## Problem to solve
Retype the listing, starting at its first line and continuing through the line that contains "Text: -9.9%: -9.9%: [85, 231, 113, 239]". Keep every character unchanged.

## Supplied data

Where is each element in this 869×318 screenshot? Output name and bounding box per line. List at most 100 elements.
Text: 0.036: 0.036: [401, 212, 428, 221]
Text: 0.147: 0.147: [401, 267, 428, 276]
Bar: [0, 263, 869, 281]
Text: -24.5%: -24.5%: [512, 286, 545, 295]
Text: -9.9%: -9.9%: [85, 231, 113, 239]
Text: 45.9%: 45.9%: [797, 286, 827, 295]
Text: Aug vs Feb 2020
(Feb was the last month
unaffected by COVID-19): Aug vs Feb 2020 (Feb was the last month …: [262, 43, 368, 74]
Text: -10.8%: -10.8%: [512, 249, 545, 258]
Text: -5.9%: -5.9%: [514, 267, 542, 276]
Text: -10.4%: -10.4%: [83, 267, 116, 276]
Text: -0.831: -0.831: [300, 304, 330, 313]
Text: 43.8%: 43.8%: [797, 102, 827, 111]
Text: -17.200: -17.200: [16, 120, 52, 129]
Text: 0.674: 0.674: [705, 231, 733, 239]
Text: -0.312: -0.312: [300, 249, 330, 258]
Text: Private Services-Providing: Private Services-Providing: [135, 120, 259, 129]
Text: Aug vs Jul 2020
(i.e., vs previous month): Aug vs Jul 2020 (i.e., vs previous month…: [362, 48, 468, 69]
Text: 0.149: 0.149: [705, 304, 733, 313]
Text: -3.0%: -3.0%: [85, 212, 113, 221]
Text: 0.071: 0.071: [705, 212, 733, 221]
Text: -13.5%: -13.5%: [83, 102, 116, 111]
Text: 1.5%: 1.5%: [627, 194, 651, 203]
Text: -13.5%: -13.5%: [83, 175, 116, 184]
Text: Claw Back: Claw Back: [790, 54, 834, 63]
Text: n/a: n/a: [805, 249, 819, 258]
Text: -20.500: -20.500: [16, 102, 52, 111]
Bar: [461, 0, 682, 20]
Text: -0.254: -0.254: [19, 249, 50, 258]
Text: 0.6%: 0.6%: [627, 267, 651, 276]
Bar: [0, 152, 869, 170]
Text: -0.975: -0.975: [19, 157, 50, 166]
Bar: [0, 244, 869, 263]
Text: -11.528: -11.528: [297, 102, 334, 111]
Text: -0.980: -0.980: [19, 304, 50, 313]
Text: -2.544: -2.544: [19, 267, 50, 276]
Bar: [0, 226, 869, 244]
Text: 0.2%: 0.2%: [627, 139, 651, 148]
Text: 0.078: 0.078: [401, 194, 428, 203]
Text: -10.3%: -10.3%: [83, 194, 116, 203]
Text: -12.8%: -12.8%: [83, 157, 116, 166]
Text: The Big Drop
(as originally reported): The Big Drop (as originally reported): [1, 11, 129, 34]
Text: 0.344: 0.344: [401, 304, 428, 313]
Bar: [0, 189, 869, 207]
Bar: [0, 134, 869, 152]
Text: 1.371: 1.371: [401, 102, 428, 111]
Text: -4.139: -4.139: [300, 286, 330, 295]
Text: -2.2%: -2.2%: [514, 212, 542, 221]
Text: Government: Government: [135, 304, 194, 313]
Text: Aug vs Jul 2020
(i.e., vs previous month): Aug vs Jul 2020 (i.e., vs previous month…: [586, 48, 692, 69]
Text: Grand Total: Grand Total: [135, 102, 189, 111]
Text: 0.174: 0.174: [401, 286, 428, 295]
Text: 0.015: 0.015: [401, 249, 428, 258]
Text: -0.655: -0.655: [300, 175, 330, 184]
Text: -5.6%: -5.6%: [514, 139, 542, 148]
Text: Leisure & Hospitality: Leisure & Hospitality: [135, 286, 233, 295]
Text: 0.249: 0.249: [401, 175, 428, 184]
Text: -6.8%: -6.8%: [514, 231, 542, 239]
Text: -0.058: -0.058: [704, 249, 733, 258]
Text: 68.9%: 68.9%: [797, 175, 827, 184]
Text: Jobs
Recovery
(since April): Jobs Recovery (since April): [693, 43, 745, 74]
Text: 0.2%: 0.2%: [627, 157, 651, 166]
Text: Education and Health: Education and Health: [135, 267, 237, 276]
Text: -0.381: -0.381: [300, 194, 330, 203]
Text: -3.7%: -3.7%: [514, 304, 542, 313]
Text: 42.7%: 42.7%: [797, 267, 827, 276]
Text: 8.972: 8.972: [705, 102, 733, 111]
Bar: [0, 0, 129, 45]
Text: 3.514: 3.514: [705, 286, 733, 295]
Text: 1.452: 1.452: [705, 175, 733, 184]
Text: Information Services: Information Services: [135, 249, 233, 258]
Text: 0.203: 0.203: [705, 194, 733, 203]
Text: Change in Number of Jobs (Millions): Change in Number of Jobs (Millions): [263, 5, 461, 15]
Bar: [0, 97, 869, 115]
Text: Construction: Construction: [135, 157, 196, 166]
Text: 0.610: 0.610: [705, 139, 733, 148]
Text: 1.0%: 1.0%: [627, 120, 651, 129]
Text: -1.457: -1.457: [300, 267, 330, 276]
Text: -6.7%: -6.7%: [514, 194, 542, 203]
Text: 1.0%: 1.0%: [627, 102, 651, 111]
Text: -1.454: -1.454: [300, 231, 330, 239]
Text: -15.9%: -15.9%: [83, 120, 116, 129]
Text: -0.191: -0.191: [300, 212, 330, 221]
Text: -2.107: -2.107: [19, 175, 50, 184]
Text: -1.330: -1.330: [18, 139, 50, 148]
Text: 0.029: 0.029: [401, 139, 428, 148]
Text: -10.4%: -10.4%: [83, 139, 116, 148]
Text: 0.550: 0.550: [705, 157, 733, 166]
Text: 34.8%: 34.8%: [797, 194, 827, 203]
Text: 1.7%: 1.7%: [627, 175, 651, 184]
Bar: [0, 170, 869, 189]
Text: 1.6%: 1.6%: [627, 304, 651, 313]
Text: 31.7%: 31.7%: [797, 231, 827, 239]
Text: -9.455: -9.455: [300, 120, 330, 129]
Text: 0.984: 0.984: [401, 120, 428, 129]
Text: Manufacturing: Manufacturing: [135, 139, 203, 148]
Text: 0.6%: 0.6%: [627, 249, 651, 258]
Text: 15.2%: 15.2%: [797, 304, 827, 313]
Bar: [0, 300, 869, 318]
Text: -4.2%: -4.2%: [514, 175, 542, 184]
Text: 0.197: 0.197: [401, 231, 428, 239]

## Output for this exercise
Where is each element in this 869×318 screenshot? Output name and bounding box per line. List at most 100 elements.
Text: 0.036: 0.036: [401, 212, 428, 221]
Text: 0.147: 0.147: [401, 267, 428, 276]
Bar: [0, 263, 869, 281]
Text: -24.5%: -24.5%: [512, 286, 545, 295]
Text: -9.9%: -9.9%: [85, 231, 113, 239]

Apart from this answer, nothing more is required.